■ What is required ■
Every line containing the word "JSON" needs to be found and copied.

■ Given data ■

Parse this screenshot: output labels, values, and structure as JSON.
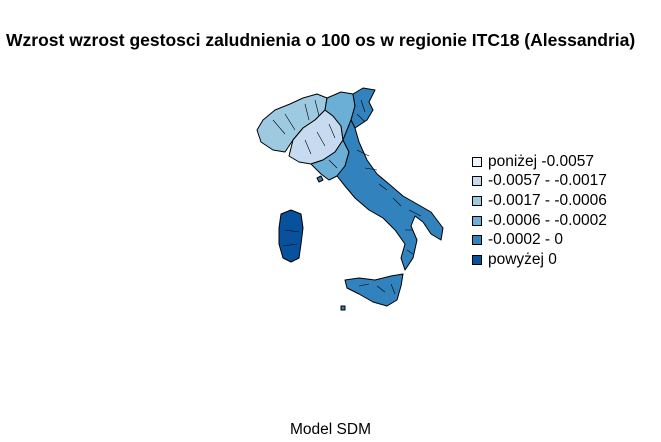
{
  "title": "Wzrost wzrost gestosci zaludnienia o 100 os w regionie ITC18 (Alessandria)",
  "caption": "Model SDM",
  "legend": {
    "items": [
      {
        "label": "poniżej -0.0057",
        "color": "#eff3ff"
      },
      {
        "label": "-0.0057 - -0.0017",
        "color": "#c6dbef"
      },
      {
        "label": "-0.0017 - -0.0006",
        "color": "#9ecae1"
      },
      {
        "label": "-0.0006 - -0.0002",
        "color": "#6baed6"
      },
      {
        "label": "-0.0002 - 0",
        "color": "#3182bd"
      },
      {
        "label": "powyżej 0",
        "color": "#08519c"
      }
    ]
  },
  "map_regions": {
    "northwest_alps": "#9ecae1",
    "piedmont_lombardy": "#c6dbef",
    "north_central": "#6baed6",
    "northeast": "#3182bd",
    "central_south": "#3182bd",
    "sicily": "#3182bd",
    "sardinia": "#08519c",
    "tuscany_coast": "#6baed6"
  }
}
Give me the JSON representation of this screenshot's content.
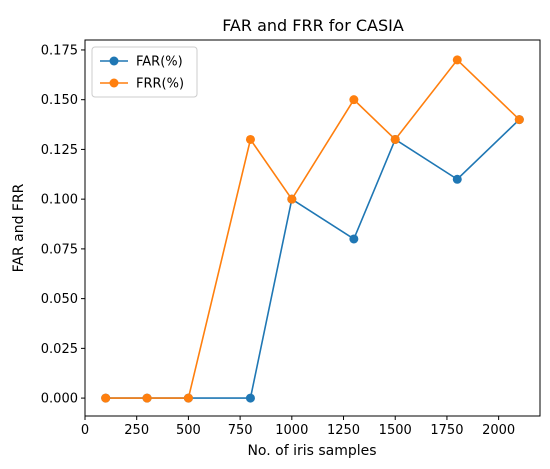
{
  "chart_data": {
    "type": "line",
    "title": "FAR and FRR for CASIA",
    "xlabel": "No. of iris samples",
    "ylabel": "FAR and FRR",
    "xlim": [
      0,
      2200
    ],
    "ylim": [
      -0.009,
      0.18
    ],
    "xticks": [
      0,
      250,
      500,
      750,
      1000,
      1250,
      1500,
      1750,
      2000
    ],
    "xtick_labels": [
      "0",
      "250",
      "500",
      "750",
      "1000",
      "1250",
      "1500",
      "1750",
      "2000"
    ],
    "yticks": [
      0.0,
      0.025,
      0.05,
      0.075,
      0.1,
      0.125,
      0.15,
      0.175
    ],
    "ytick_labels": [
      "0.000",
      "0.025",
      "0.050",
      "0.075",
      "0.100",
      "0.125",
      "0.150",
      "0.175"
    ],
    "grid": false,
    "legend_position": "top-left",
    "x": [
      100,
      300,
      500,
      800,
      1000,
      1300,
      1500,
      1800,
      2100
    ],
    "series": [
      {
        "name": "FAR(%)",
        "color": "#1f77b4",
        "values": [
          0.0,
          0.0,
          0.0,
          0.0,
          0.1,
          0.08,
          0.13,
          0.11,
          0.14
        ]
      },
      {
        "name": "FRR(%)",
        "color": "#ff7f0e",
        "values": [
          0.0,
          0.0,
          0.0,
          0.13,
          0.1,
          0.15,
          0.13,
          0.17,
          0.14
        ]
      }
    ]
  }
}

■ Final result ■
Parse this screenshot: output labels, values, and structure as JSON.
Give me the JSON representation of this screenshot's content.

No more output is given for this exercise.